__EXTRACTED RECORDS__.

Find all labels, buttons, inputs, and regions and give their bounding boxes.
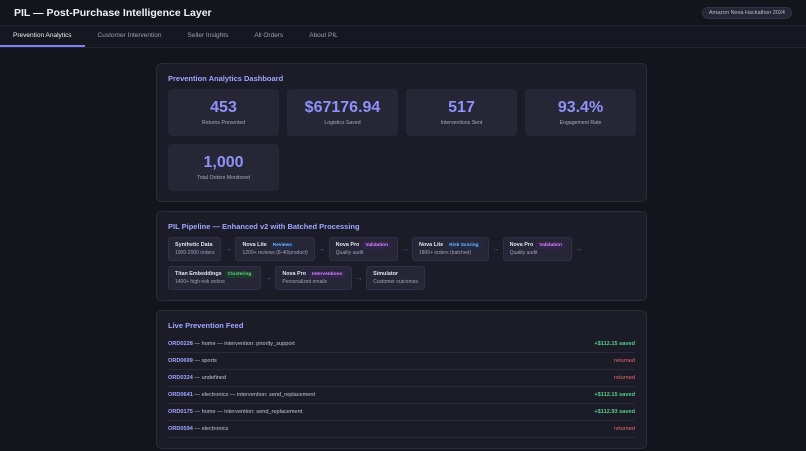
stat-label: Engagement Rate [559, 119, 602, 126]
order-detail: — sports [192, 358, 217, 364]
pipeline-node-nova-pro-validation: Nova Pro Validation Quality audit [328, 237, 398, 261]
arrow-right-icon: → [492, 245, 500, 253]
node-title: Synthetic Data [175, 242, 213, 248]
tab-about-pil[interactable]: About PIL [309, 32, 338, 39]
node-subtitle: 1400+ high-risk orders [175, 279, 225, 285]
pipeline-node-synthetic-data: Synthetic Data 1000-2000 orders [168, 237, 222, 261]
tab-prevention-analytics[interactable]: Prevention Analytics [0, 26, 85, 47]
node-tag: Interventions [309, 271, 346, 278]
feed-card: Live Prevention Feed ORD0228 — home — in… [156, 310, 647, 449]
pipeline-node-nova-lite-risk: Nova Lite Risk Scoring 1800+ orders (batc… [412, 237, 489, 261]
stat-label: Total Orders Monitored [197, 174, 250, 181]
node-tag: Risk Scoring [446, 242, 482, 249]
stat-label: Returns Prevented [201, 119, 246, 126]
arrow-right-icon: → [224, 245, 232, 253]
stat-engagement-rate: 93.4% Engagement Rate [525, 89, 636, 136]
node-subtitle: Customer outcomes [373, 279, 418, 285]
feed-list: ORD0228 — home — intervention: priority_… [168, 336, 635, 438]
feed-row: ORD0228 — home — intervention: priority_… [168, 336, 635, 353]
order-id: ORD0699 [168, 358, 193, 364]
arrow-right-icon: → [264, 274, 272, 282]
order-id: ORD0641 [168, 392, 193, 398]
node-tag: Reviews [269, 242, 295, 249]
stat-value: 1,000 [203, 153, 244, 171]
stat-value: $67176.94 [304, 98, 381, 116]
arrow-right-icon: → [401, 245, 409, 253]
order-detail: — home — intervention: priority_support [192, 341, 295, 347]
feed-row: ORD0641 — electronics — intervention: se… [168, 387, 635, 404]
order-id: ORD0175 [168, 409, 193, 415]
node-title: Nova Pro [282, 271, 307, 277]
dashboard-title: Prevention Analytics Dashboard [168, 74, 284, 83]
feed-row: ORD0594 — electronics returned [168, 421, 635, 438]
order-id: ORD0594 [168, 426, 193, 432]
stat-interventions-sent: 517 Interventions Sent [406, 89, 517, 136]
node-title: Nova Pro [509, 242, 534, 248]
stats-grid: 453 Returns Prevented $67176.94 Logistic… [168, 89, 636, 191]
feed-row: ORD0324 — undefined returned [168, 370, 635, 387]
pipeline-flow: Synthetic Data 1000-2000 orders → Nova L… [168, 237, 635, 290]
order-result: returned [614, 358, 635, 364]
stat-logistics-saved: $67176.94 Logistics Saved [287, 89, 398, 136]
stat-label: Logistics Saved [324, 119, 361, 126]
stat-returns-prevented: 453 Returns Prevented [168, 89, 279, 136]
order-result: +$112.93 saved [594, 409, 635, 415]
tab-all-orders[interactable]: All Orders [254, 32, 284, 39]
order-id: ORD0228 [168, 341, 193, 347]
node-tag: Validation [536, 242, 565, 249]
order-result: returned [614, 426, 635, 432]
main-tabs: Prevention Analytics Customer Interventi… [0, 25, 806, 48]
stat-label: Interventions Sent [440, 119, 483, 126]
node-tag: Validation [362, 242, 391, 249]
pipeline-node-nova-lite-reviews: Nova Lite Reviews 1200+ reviews (8-40/pro… [235, 237, 315, 261]
order-result: +$112.15 saved [594, 392, 635, 398]
order-detail: — electronics — intervention: send_repla… [192, 392, 316, 398]
node-subtitle: Personalized emails [282, 279, 328, 285]
feed-row: ORD0699 — sports returned [168, 353, 635, 370]
order-detail: — home — intervention: send_replacement [192, 409, 303, 415]
node-subtitle: 1200+ reviews (8-40/product) [242, 250, 308, 256]
node-subtitle: Quality audit [335, 250, 364, 256]
node-title: Simulator [373, 271, 399, 277]
pipeline-title: PIL Pipeline — Enhanced v2 with Batched … [168, 222, 360, 231]
tab-customer-intervention[interactable]: Customer Intervention [97, 32, 162, 39]
node-title: Nova Pro [335, 242, 360, 248]
pipeline-node-simulator: Simulator Customer outcomes [366, 266, 425, 290]
order-result: +$112.15 saved [594, 341, 635, 347]
node-subtitle: Quality audit [509, 250, 538, 256]
pipeline-card: PIL Pipeline — Enhanced v2 with Batched … [156, 211, 647, 301]
app-title: PIL — Post-Purchase Intelligence Layer [14, 6, 212, 19]
pipeline-node-nova-pro-validation-2: Nova Pro Validation Quality audit [502, 237, 572, 261]
app-header: PIL — Post-Purchase Intelligence Layer A… [0, 0, 806, 25]
arrow-right-icon: → [355, 274, 363, 282]
stat-value: 93.4% [557, 98, 604, 116]
node-title: Titan Embeddings [175, 271, 222, 277]
node-title: Nova Lite [419, 242, 444, 248]
arrow-right-icon: → [575, 245, 583, 253]
pipeline-node-nova-pro-interventions: Nova Pro Interventions Personalized email… [275, 266, 353, 290]
main-content: Prevention Analytics Dashboard 453 Retur… [0, 48, 806, 449]
stat-total-orders: 1,000 Total Orders Monitored [168, 144, 279, 191]
order-detail: — undefined [192, 375, 227, 381]
arrow-right-icon: → [318, 245, 326, 253]
order-id: ORD0324 [168, 375, 193, 381]
hackathon-badge: Amazon Nova Hackathon 2024 [701, 6, 792, 19]
stat-value: 453 [210, 98, 237, 116]
dashboard-card: Prevention Analytics Dashboard 453 Retur… [156, 63, 647, 202]
pipeline-node-titan-embeddings: Titan Embeddings Clustering 1400+ high-ri… [168, 266, 262, 290]
tab-seller-insights[interactable]: Seller Insights [187, 32, 229, 39]
node-subtitle: 1000-2000 orders [175, 250, 215, 256]
node-title: Nova Lite [242, 242, 267, 248]
stat-value: 517 [448, 98, 475, 116]
feed-title: Live Prevention Feed [168, 321, 244, 330]
feed-row: ORD0175 — home — intervention: send_repl… [168, 404, 635, 421]
node-tag: Clustering [224, 271, 255, 278]
order-result: returned [614, 375, 635, 381]
order-detail: — electronics [192, 426, 229, 432]
node-subtitle: 1800+ orders (batched) [419, 250, 472, 256]
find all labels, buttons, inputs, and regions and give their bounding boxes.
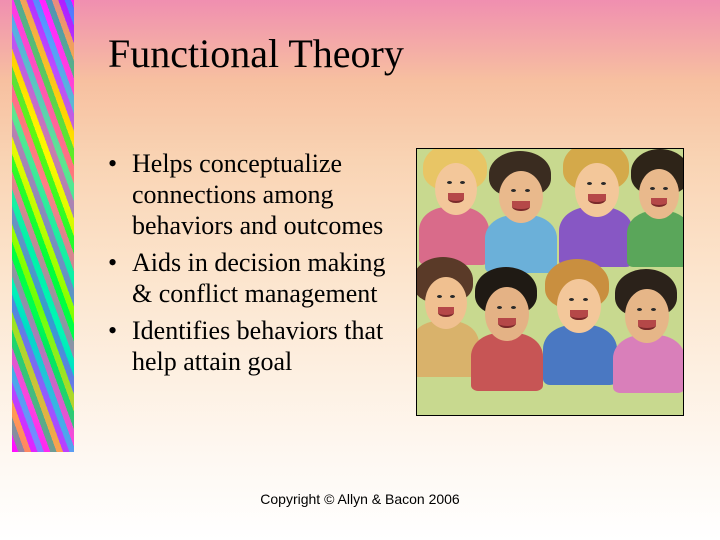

__GOAL__. Copy out every line of the rows above word for word, leaving out the pictures.

__SOLUTION TO THIS PROBLEM__.
Find all labels, buttons, inputs, and regions and give their bounding boxes.
stat-label: Engagement Rate [559, 119, 602, 126]
order-detail: — sports [192, 358, 217, 364]
pipeline-node-nova-pro-validation: Nova Pro Validation Quality audit [328, 237, 398, 261]
arrow-right-icon: → [492, 245, 500, 253]
node-title: Synthetic Data [175, 242, 213, 248]
tab-about-pil[interactable]: About PIL [309, 32, 338, 39]
node-subtitle: 1400+ high-risk orders [175, 279, 225, 285]
pipeline-node-synthetic-data: Synthetic Data 1000-2000 orders [168, 237, 222, 261]
tab-prevention-analytics[interactable]: Prevention Analytics [0, 26, 85, 47]
node-tag: Interventions [309, 271, 346, 278]
feed-card: Live Prevention Feed ORD0228 — home — in… [156, 310, 647, 449]
pipeline-node-nova-lite-risk: Nova Lite Risk Scoring 1800+ orders (batc… [412, 237, 489, 261]
stat-label: Total Orders Monitored [197, 174, 250, 181]
node-tag: Risk Scoring [446, 242, 482, 249]
stat-label: Returns Prevented [201, 119, 246, 126]
arrow-right-icon: → [224, 245, 232, 253]
stat-engagement-rate: 93.4% Engagement Rate [525, 89, 636, 136]
node-subtitle: Customer outcomes [373, 279, 418, 285]
feed-list: ORD0228 — home — intervention: priority_… [168, 336, 635, 438]
feed-row: ORD0228 — home — intervention: priority_… [168, 336, 635, 353]
order-id: ORD0699 [168, 358, 193, 364]
arrow-right-icon: → [264, 274, 272, 282]
order-id: ORD0641 [168, 392, 193, 398]
node-tag: Reviews [269, 242, 295, 249]
stat-value: 1,000 [203, 153, 244, 171]
stat-value: $67176.94 [304, 98, 381, 116]
arrow-right-icon: → [401, 245, 409, 253]
order-detail: — home — intervention: priority_support [192, 341, 295, 347]
feed-row: ORD0641 — electronics — intervention: se… [168, 387, 635, 404]
order-id: ORD0175 [168, 409, 193, 415]
node-title: Nova Pro [282, 271, 307, 277]
dashboard-title: Prevention Analytics Dashboard [168, 74, 284, 83]
feed-row: ORD0594 — electronics returned [168, 421, 635, 438]
order-id: ORD0594 [168, 426, 193, 432]
stat-interventions-sent: 517 Interventions Sent [406, 89, 517, 136]
node-title: Nova Pro [509, 242, 534, 248]
stats-grid: 453 Returns Prevented $67176.94 Logistic… [168, 89, 636, 191]
feed-row: ORD0324 — undefined returned [168, 370, 635, 387]
pipeline-flow: Synthetic Data 1000-2000 orders → Nova L… [168, 237, 635, 290]
order-result: returned [614, 358, 635, 364]
stat-logistics-saved: $67176.94 Logistics Saved [287, 89, 398, 136]
stat-label: Logistics Saved [324, 119, 361, 126]
stat-returns-prevented: 453 Returns Prevented [168, 89, 279, 136]
order-result: +$112.93 saved [594, 409, 635, 415]
tab-all-orders[interactable]: All Orders [254, 32, 284, 39]
order-id: ORD0228 [168, 341, 193, 347]
node-tag: Validation [536, 242, 565, 249]
order-result: returned [614, 426, 635, 432]
main-tabs: Prevention Analytics Customer Interventi… [0, 25, 806, 48]
stat-label: Interventions Sent [440, 119, 483, 126]
node-tag: Validation [362, 242, 391, 249]
pipeline-node-nova-lite-reviews: Nova Lite Reviews 1200+ reviews (8-40/pro… [235, 237, 315, 261]
order-result: +$112.15 saved [594, 392, 635, 398]
order-detail: — electronics — intervention: send_repla… [192, 392, 316, 398]
node-subtitle: Personalized emails [282, 279, 328, 285]
feed-row: ORD0699 — sports returned [168, 353, 635, 370]
order-detail: — home — intervention: send_replacement [192, 409, 303, 415]
node-subtitle: 1200+ reviews (8-40/product) [242, 250, 308, 256]
node-subtitle: Quality audit [335, 250, 364, 256]
node-title: Simulator [373, 271, 399, 277]
pipeline-title: PIL Pipeline — Enhanced v2 with Batched … [168, 222, 360, 231]
tab-customer-intervention[interactable]: Customer Intervention [97, 32, 162, 39]
node-title: Nova Pro [335, 242, 360, 248]
pipeline-node-simulator: Simulator Customer outcomes [366, 266, 425, 290]
order-result: +$112.15 saved [594, 341, 635, 347]
node-subtitle: Quality audit [509, 250, 538, 256]
pipeline-card: PIL Pipeline — Enhanced v2 with Batched … [156, 211, 647, 301]
app-title: PIL — Post-Purchase Intelligence Layer [14, 6, 212, 19]
pipeline-node-nova-pro-validation-2: Nova Pro Validation Quality audit [502, 237, 572, 261]
app-header: PIL — Post-Purchase Intelligence Layer A… [0, 0, 806, 25]
arrow-right-icon: → [355, 274, 363, 282]
stat-value: 93.4% [557, 98, 604, 116]
node-title: Titan Embeddings [175, 271, 222, 277]
node-title: Nova Lite [419, 242, 444, 248]
arrow-right-icon: → [575, 245, 583, 253]
pipeline-node-nova-pro-interventions: Nova Pro Interventions Personalized email… [275, 266, 353, 290]
main-content: Prevention Analytics Dashboard 453 Retur… [0, 48, 806, 449]
stat-total-orders: 1,000 Total Orders Monitored [168, 144, 279, 191]
order-detail: — undefined [192, 375, 227, 381]
arrow-right-icon: → [318, 245, 326, 253]
order-id: ORD0324 [168, 375, 193, 381]
hackathon-badge: Amazon Nova Hackathon 2024 [701, 6, 792, 19]
stat-value: 453 [210, 98, 237, 116]
dashboard-card: Prevention Analytics Dashboard 453 Retur… [156, 63, 647, 202]
pipeline-node-titan-embeddings: Titan Embeddings Clustering 1400+ high-ri… [168, 266, 262, 290]
tab-seller-insights[interactable]: Seller Insights [187, 32, 229, 39]
node-subtitle: 1000-2000 orders [175, 250, 215, 256]
node-title: Nova Lite [242, 242, 267, 248]
stat-value: 517 [448, 98, 475, 116]
feed-title: Live Prevention Feed [168, 321, 244, 330]
feed-row: ORD0175 — home — intervention: send_repl… [168, 404, 635, 421]
node-tag: Clustering [224, 271, 255, 278]
order-result: returned [614, 375, 635, 381]
order-detail: — electronics [192, 426, 229, 432]
node-subtitle: 1800+ orders (batched) [419, 250, 472, 256]
find all labels, buttons, inputs, and regions and give their bounding boxes.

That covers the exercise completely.